### Written request
Rewrite the items below, changing every "legend-label" to "legend-entry" and leaving everything else as it is.

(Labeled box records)
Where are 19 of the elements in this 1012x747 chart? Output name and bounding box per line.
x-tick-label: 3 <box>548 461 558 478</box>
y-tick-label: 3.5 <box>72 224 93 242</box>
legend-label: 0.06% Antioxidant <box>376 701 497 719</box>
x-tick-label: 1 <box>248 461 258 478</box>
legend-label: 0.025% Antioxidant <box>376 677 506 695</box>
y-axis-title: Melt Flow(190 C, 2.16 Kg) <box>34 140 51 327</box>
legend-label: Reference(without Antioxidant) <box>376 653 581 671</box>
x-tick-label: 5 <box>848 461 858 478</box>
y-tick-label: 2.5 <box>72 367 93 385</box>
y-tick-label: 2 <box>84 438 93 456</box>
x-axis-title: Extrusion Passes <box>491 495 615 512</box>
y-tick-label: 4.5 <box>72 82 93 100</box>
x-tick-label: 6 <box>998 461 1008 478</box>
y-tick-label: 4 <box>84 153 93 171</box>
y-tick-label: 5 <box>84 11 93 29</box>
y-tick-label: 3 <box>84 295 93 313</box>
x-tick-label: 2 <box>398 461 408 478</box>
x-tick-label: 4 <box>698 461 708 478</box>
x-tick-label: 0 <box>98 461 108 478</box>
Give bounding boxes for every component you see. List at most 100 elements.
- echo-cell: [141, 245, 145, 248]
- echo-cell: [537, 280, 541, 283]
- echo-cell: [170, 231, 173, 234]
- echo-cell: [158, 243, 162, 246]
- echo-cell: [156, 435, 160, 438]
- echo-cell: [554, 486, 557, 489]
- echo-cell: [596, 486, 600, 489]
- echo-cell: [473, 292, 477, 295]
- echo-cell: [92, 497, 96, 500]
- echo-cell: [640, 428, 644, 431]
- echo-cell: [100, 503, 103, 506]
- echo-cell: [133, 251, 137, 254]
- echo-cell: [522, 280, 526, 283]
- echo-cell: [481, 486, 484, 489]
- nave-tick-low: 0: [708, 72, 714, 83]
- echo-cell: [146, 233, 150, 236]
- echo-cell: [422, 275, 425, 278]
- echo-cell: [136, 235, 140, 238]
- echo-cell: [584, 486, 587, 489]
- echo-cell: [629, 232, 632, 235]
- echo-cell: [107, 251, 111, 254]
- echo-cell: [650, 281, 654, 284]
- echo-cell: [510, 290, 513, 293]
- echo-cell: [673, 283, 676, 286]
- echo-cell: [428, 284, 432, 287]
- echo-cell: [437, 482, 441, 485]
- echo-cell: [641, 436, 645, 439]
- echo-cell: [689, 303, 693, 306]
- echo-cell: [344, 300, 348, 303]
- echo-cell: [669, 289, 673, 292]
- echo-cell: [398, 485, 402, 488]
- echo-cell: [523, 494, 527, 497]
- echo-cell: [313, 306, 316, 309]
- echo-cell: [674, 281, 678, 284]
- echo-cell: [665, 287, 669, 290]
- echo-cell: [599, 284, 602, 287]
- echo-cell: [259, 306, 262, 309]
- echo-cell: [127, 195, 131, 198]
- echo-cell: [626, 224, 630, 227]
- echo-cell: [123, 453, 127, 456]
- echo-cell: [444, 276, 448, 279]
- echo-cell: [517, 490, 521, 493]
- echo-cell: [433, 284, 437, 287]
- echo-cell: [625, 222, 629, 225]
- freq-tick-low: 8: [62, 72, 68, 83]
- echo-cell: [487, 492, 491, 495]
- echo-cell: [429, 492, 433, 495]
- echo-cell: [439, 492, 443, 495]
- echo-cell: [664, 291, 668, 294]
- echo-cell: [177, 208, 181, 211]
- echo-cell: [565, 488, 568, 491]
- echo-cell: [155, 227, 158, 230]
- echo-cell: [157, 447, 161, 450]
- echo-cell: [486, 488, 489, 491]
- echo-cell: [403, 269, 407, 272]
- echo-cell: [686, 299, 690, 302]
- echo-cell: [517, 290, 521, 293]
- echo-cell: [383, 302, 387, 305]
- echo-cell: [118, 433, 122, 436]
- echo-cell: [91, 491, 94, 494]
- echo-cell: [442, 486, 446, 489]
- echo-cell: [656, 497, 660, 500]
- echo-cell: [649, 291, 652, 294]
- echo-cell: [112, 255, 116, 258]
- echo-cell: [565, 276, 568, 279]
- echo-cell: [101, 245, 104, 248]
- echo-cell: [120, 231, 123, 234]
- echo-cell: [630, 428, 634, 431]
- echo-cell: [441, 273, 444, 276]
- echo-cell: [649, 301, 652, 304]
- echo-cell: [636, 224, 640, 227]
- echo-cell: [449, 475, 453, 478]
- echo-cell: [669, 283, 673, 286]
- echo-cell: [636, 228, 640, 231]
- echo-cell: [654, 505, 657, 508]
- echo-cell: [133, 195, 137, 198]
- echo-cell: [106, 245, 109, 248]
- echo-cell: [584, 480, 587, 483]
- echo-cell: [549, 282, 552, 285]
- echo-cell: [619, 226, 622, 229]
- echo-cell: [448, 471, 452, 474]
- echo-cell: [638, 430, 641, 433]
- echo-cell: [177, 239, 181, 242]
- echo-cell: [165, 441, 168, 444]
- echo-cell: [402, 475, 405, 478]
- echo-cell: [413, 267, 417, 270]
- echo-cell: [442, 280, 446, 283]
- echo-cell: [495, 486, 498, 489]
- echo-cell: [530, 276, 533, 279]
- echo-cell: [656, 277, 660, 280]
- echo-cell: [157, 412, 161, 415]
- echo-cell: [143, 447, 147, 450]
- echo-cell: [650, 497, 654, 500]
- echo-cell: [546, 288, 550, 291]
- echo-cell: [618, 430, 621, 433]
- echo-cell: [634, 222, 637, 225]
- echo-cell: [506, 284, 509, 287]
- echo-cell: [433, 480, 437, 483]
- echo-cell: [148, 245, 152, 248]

### The answer
Where are 19 of the elements in this 1012x747 chart? Output name and bounding box per line.
x-tick-label: 3 <box>548 461 558 478</box>
y-tick-label: 3.5 <box>72 224 93 242</box>
legend-entry: 0.06% Antioxidant <box>376 701 497 719</box>
x-tick-label: 1 <box>248 461 258 478</box>
legend-entry: 0.025% Antioxidant <box>376 677 506 695</box>
y-axis-title: Melt Flow(190 C, 2.16 Kg) <box>34 140 51 327</box>
legend-entry: Reference(without Antioxidant) <box>376 653 581 671</box>
x-tick-label: 5 <box>848 461 858 478</box>
y-tick-label: 2.5 <box>72 367 93 385</box>
y-tick-label: 2 <box>84 438 93 456</box>
x-axis-title: Extrusion Passes <box>491 495 615 512</box>
y-tick-label: 4.5 <box>72 82 93 100</box>
x-tick-label: 6 <box>998 461 1008 478</box>
y-tick-label: 4 <box>84 153 93 171</box>
y-tick-label: 5 <box>84 11 93 29</box>
y-tick-label: 3 <box>84 295 93 313</box>
x-tick-label: 2 <box>398 461 408 478</box>
x-tick-label: 4 <box>698 461 708 478</box>
x-tick-label: 0 <box>98 461 108 478</box>
Give bounding boxes for every component you see. List at most 100 elements.
- echo-cell: [141, 245, 145, 248]
- echo-cell: [537, 280, 541, 283]
- echo-cell: [170, 231, 173, 234]
- echo-cell: [158, 243, 162, 246]
- echo-cell: [156, 435, 160, 438]
- echo-cell: [554, 486, 557, 489]
- echo-cell: [596, 486, 600, 489]
- echo-cell: [473, 292, 477, 295]
- echo-cell: [92, 497, 96, 500]
- echo-cell: [640, 428, 644, 431]
- echo-cell: [100, 503, 103, 506]
- echo-cell: [133, 251, 137, 254]
- echo-cell: [522, 280, 526, 283]
- echo-cell: [481, 486, 484, 489]
- nave-tick-low: 0: [708, 72, 714, 83]
- echo-cell: [146, 233, 150, 236]
- echo-cell: [422, 275, 425, 278]
- echo-cell: [136, 235, 140, 238]
- echo-cell: [584, 486, 587, 489]
- echo-cell: [629, 232, 632, 235]
- echo-cell: [107, 251, 111, 254]
- echo-cell: [650, 281, 654, 284]
- echo-cell: [510, 290, 513, 293]
- echo-cell: [673, 283, 676, 286]
- echo-cell: [428, 284, 432, 287]
- echo-cell: [437, 482, 441, 485]
- echo-cell: [641, 436, 645, 439]
- echo-cell: [689, 303, 693, 306]
- echo-cell: [344, 300, 348, 303]
- echo-cell: [669, 289, 673, 292]
- echo-cell: [398, 485, 402, 488]
- echo-cell: [523, 494, 527, 497]
- echo-cell: [313, 306, 316, 309]
- echo-cell: [674, 281, 678, 284]
- echo-cell: [665, 287, 669, 290]
- echo-cell: [599, 284, 602, 287]
- echo-cell: [259, 306, 262, 309]
- echo-cell: [127, 195, 131, 198]
- echo-cell: [626, 224, 630, 227]
- echo-cell: [123, 453, 127, 456]
- echo-cell: [444, 276, 448, 279]
- echo-cell: [517, 490, 521, 493]
- echo-cell: [433, 284, 437, 287]
- echo-cell: [625, 222, 629, 225]
- freq-tick-low: 8: [62, 72, 68, 83]
- echo-cell: [487, 492, 491, 495]
- echo-cell: [429, 492, 433, 495]
- echo-cell: [439, 492, 443, 495]
- echo-cell: [664, 291, 668, 294]
- echo-cell: [177, 208, 181, 211]
- echo-cell: [565, 488, 568, 491]
- echo-cell: [155, 227, 158, 230]
- echo-cell: [157, 447, 161, 450]
- echo-cell: [486, 488, 489, 491]
- echo-cell: [403, 269, 407, 272]
- echo-cell: [686, 299, 690, 302]
- echo-cell: [517, 290, 521, 293]
- echo-cell: [383, 302, 387, 305]
- echo-cell: [118, 433, 122, 436]
- echo-cell: [91, 491, 94, 494]
- echo-cell: [442, 486, 446, 489]
- echo-cell: [656, 497, 660, 500]
- echo-cell: [649, 291, 652, 294]
- echo-cell: [112, 255, 116, 258]
- echo-cell: [565, 276, 568, 279]
- echo-cell: [101, 245, 104, 248]
- echo-cell: [120, 231, 123, 234]
- echo-cell: [630, 428, 634, 431]
- echo-cell: [441, 273, 444, 276]
- echo-cell: [649, 301, 652, 304]
- echo-cell: [636, 224, 640, 227]
- echo-cell: [449, 475, 453, 478]
- echo-cell: [669, 283, 673, 286]
- echo-cell: [636, 228, 640, 231]
- echo-cell: [654, 505, 657, 508]
- echo-cell: [133, 195, 137, 198]
- echo-cell: [106, 245, 109, 248]
- echo-cell: [584, 480, 587, 483]
- echo-cell: [549, 282, 552, 285]
- echo-cell: [619, 226, 622, 229]
- echo-cell: [448, 471, 452, 474]
- echo-cell: [638, 430, 641, 433]
- echo-cell: [177, 239, 181, 242]
- echo-cell: [165, 441, 168, 444]
- echo-cell: [402, 475, 405, 478]
- echo-cell: [413, 267, 417, 270]
- echo-cell: [442, 280, 446, 283]
- echo-cell: [495, 486, 498, 489]
- echo-cell: [530, 276, 533, 279]
- echo-cell: [656, 277, 660, 280]
- echo-cell: [157, 412, 161, 415]
- echo-cell: [143, 447, 147, 450]
- echo-cell: [650, 497, 654, 500]
- echo-cell: [546, 288, 550, 291]
- echo-cell: [618, 430, 621, 433]
- echo-cell: [634, 222, 637, 225]
- echo-cell: [506, 284, 509, 287]
- echo-cell: [433, 480, 437, 483]
- echo-cell: [148, 245, 152, 248]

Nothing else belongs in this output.